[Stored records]
########

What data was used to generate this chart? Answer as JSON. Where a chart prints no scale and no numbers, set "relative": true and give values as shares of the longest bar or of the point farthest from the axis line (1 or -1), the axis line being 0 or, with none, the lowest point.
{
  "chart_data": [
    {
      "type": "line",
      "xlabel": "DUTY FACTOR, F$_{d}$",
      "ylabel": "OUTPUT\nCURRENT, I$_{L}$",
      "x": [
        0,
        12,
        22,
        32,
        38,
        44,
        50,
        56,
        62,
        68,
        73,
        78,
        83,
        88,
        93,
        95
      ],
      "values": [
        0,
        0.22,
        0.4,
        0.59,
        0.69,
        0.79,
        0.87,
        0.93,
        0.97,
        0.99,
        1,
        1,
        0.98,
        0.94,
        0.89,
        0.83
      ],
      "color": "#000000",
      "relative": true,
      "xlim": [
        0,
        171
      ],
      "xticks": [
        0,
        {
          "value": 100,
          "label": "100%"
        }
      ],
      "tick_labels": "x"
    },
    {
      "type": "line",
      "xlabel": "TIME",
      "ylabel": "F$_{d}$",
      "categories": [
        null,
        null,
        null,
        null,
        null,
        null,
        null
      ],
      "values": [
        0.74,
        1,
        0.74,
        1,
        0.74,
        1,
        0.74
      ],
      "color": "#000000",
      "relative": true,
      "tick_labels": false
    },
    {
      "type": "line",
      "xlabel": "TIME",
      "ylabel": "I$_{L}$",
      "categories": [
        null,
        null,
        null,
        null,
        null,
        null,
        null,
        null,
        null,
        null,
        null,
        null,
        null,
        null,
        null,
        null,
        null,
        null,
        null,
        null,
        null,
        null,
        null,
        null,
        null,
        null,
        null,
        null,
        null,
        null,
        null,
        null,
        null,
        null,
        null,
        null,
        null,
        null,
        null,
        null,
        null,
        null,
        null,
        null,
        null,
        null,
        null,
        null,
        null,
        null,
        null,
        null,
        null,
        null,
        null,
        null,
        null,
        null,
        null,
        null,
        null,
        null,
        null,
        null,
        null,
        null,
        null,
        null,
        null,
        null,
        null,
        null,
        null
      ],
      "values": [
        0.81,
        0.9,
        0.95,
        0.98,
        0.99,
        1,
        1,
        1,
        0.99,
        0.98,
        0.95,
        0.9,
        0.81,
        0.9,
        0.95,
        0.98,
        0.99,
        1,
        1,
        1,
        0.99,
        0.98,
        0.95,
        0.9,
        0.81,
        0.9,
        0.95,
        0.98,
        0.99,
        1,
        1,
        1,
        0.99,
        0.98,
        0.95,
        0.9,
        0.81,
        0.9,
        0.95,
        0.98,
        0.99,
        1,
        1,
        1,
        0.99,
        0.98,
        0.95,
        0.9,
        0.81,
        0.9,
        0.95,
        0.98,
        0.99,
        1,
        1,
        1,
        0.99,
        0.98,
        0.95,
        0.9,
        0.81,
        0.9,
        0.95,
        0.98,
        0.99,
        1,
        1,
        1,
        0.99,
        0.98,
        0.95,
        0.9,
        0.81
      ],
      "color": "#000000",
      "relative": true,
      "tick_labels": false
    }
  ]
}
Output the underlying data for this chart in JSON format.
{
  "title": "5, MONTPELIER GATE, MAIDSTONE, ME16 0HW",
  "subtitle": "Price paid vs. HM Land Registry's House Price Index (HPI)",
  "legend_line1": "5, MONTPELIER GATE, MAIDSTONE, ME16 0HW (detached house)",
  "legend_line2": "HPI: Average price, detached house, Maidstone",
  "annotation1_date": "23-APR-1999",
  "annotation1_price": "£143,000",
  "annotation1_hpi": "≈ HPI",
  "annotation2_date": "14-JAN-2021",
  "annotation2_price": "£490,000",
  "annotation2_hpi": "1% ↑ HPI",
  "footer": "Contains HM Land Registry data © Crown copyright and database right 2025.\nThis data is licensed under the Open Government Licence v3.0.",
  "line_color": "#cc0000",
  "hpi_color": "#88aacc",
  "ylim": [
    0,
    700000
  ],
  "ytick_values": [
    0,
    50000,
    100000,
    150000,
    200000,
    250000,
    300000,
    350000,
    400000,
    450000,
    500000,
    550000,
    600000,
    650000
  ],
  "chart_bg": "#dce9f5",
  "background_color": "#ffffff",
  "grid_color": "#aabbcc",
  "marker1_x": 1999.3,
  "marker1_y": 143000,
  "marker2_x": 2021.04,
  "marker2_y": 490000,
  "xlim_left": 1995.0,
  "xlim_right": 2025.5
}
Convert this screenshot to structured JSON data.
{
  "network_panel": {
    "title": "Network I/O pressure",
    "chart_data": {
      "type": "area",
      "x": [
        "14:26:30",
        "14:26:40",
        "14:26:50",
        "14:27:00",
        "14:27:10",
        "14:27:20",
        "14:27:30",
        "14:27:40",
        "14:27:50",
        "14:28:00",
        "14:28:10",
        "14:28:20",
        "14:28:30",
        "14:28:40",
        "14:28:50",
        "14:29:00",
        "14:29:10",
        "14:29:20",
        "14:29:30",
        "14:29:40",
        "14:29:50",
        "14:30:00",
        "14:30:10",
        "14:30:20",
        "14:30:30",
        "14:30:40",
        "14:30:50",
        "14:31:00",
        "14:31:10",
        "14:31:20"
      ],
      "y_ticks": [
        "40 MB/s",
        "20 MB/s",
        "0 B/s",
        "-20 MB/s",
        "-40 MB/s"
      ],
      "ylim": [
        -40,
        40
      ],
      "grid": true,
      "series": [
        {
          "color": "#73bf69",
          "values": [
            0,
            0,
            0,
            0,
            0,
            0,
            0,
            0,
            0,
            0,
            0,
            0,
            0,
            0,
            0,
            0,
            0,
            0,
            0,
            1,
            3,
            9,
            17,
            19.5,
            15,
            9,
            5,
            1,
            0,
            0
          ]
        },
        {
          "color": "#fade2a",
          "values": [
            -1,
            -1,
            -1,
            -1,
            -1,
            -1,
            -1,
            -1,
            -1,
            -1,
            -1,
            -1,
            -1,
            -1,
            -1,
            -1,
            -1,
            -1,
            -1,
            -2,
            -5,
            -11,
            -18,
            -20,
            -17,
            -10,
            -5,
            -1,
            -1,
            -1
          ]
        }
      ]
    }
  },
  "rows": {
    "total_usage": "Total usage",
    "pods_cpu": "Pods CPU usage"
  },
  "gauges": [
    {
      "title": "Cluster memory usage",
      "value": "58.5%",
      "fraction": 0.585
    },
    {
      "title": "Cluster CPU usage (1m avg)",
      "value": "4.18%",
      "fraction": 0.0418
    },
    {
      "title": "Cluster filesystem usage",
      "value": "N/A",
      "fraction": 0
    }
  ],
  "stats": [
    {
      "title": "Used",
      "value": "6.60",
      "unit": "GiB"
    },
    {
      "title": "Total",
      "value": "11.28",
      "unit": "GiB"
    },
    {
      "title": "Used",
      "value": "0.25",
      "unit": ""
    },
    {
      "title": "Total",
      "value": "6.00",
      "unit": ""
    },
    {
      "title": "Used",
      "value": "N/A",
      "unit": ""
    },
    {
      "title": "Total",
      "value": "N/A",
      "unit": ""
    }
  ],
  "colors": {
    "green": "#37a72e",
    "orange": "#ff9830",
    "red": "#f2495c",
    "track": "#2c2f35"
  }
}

########

▸ **Task directions**
Take the entries above and transcribe them exactly.

▸ **Task response**
What data was used to generate this chart? Answer as JSON. Where a chart prints no scale and no numbers, set "relative": true and give values as shares of the longest bar or of the point farthest from the axis line (1 or -1), the axis line being 0 or, with none, the lowest point.
{
  "chart_data": [
    {
      "type": "line",
      "xlabel": "DUTY FACTOR, F$_{d}$",
      "ylabel": "OUTPUT\nCURRENT, I$_{L}$",
      "x": [
        0,
        12,
        22,
        32,
        38,
        44,
        50,
        56,
        62,
        68,
        73,
        78,
        83,
        88,
        93,
        95
      ],
      "values": [
        0,
        0.22,
        0.4,
        0.59,
        0.69,
        0.79,
        0.87,
        0.93,
        0.97,
        0.99,
        1,
        1,
        0.98,
        0.94,
        0.89,
        0.83
      ],
      "color": "#000000",
      "relative": true,
      "xlim": [
        0,
        171
      ],
      "xticks": [
        0,
        {
          "value": 100,
          "label": "100%"
        }
      ],
      "tick_labels": "x"
    },
    {
      "type": "line",
      "xlabel": "TIME",
      "ylabel": "F$_{d}$",
      "categories": [
        null,
        null,
        null,
        null,
        null,
        null,
        null
      ],
      "values": [
        0.74,
        1,
        0.74,
        1,
        0.74,
        1,
        0.74
      ],
      "color": "#000000",
      "relative": true,
      "tick_labels": false
    },
    {
      "type": "line",
      "xlabel": "TIME",
      "ylabel": "I$_{L}$",
      "categories": [
        null,
        null,
        null,
        null,
        null,
        null,
        null,
        null,
        null,
        null,
        null,
        null,
        null,
        null,
        null,
        null,
        null,
        null,
        null,
        null,
        null,
        null,
        null,
        null,
        null,
        null,
        null,
        null,
        null,
        null,
        null,
        null,
        null,
        null,
        null,
        null,
        null,
        null,
        null,
        null,
        null,
        null,
        null,
        null,
        null,
        null,
        null,
        null,
        null,
        null,
        null,
        null,
        null,
        null,
        null,
        null,
        null,
        null,
        null,
        null,
        null,
        null,
        null,
        null,
        null,
        null,
        null,
        null,
        null,
        null,
        null,
        null,
        null
      ],
      "values": [
        0.81,
        0.9,
        0.95,
        0.98,
        0.99,
        1,
        1,
        1,
        0.99,
        0.98,
        0.95,
        0.9,
        0.81,
        0.9,
        0.95,
        0.98,
        0.99,
        1,
        1,
        1,
        0.99,
        0.98,
        0.95,
        0.9,
        0.81,
        0.9,
        0.95,
        0.98,
        0.99,
        1,
        1,
        1,
        0.99,
        0.98,
        0.95,
        0.9,
        0.81,
        0.9,
        0.95,
        0.98,
        0.99,
        1,
        1,
        1,
        0.99,
        0.98,
        0.95,
        0.9,
        0.81,
        0.9,
        0.95,
        0.98,
        0.99,
        1,
        1,
        1,
        0.99,
        0.98,
        0.95,
        0.9,
        0.81,
        0.9,
        0.95,
        0.98,
        0.99,
        1,
        1,
        1,
        0.99,
        0.98,
        0.95,
        0.9,
        0.81
      ],
      "color": "#000000",
      "relative": true,
      "tick_labels": false
    }
  ]
}
Output the underlying data for this chart in JSON format.
{
  "title": "5, MONTPELIER GATE, MAIDSTONE, ME16 0HW",
  "subtitle": "Price paid vs. HM Land Registry's House Price Index (HPI)",
  "legend_line1": "5, MONTPELIER GATE, MAIDSTONE, ME16 0HW (detached house)",
  "legend_line2": "HPI: Average price, detached house, Maidstone",
  "annotation1_date": "23-APR-1999",
  "annotation1_price": "£143,000",
  "annotation1_hpi": "≈ HPI",
  "annotation2_date": "14-JAN-2021",
  "annotation2_price": "£490,000",
  "annotation2_hpi": "1% ↑ HPI",
  "footer": "Contains HM Land Registry data © Crown copyright and database right 2025.\nThis data is licensed under the Open Government Licence v3.0.",
  "line_color": "#cc0000",
  "hpi_color": "#88aacc",
  "ylim": [
    0,
    700000
  ],
  "ytick_values": [
    0,
    50000,
    100000,
    150000,
    200000,
    250000,
    300000,
    350000,
    400000,
    450000,
    500000,
    550000,
    600000,
    650000
  ],
  "chart_bg": "#dce9f5",
  "background_color": "#ffffff",
  "grid_color": "#aabbcc",
  "marker1_x": 1999.3,
  "marker1_y": 143000,
  "marker2_x": 2021.04,
  "marker2_y": 490000,
  "xlim_left": 1995.0,
  "xlim_right": 2025.5
}
Convert this screenshot to structured JSON data.
{
  "network_panel": {
    "title": "Network I/O pressure",
    "chart_data": {
      "type": "area",
      "x": [
        "14:26:30",
        "14:26:40",
        "14:26:50",
        "14:27:00",
        "14:27:10",
        "14:27:20",
        "14:27:30",
        "14:27:40",
        "14:27:50",
        "14:28:00",
        "14:28:10",
        "14:28:20",
        "14:28:30",
        "14:28:40",
        "14:28:50",
        "14:29:00",
        "14:29:10",
        "14:29:20",
        "14:29:30",
        "14:29:40",
        "14:29:50",
        "14:30:00",
        "14:30:10",
        "14:30:20",
        "14:30:30",
        "14:30:40",
        "14:30:50",
        "14:31:00",
        "14:31:10",
        "14:31:20"
      ],
      "y_ticks": [
        "40 MB/s",
        "20 MB/s",
        "0 B/s",
        "-20 MB/s",
        "-40 MB/s"
      ],
      "ylim": [
        -40,
        40
      ],
      "grid": true,
      "series": [
        {
          "color": "#73bf69",
          "values": [
            0,
            0,
            0,
            0,
            0,
            0,
            0,
            0,
            0,
            0,
            0,
            0,
            0,
            0,
            0,
            0,
            0,
            0,
            0,
            1,
            3,
            9,
            17,
            19.5,
            15,
            9,
            5,
            1,
            0,
            0
          ]
        },
        {
          "color": "#fade2a",
          "values": [
            -1,
            -1,
            -1,
            -1,
            -1,
            -1,
            -1,
            -1,
            -1,
            -1,
            -1,
            -1,
            -1,
            -1,
            -1,
            -1,
            -1,
            -1,
            -1,
            -2,
            -5,
            -11,
            -18,
            -20,
            -17,
            -10,
            -5,
            -1,
            -1,
            -1
          ]
        }
      ]
    }
  },
  "rows": {
    "total_usage": "Total usage",
    "pods_cpu": "Pods CPU usage"
  },
  "gauges": [
    {
      "title": "Cluster memory usage",
      "value": "58.5%",
      "fraction": 0.585
    },
    {
      "title": "Cluster CPU usage (1m avg)",
      "value": "4.18%",
      "fraction": 0.0418
    },
    {
      "title": "Cluster filesystem usage",
      "value": "N/A",
      "fraction": 0
    }
  ],
  "stats": [
    {
      "title": "Used",
      "value": "6.60",
      "unit": "GiB"
    },
    {
      "title": "Total",
      "value": "11.28",
      "unit": "GiB"
    },
    {
      "title": "Used",
      "value": "0.25",
      "unit": ""
    },
    {
      "title": "Total",
      "value": "6.00",
      "unit": ""
    },
    {
      "title": "Used",
      "value": "N/A",
      "unit": ""
    },
    {
      "title": "Total",
      "value": "N/A",
      "unit": ""
    }
  ],
  "colors": {
    "green": "#37a72e",
    "orange": "#ff9830",
    "red": "#f2495c",
    "track": "#2c2f35"
  }
}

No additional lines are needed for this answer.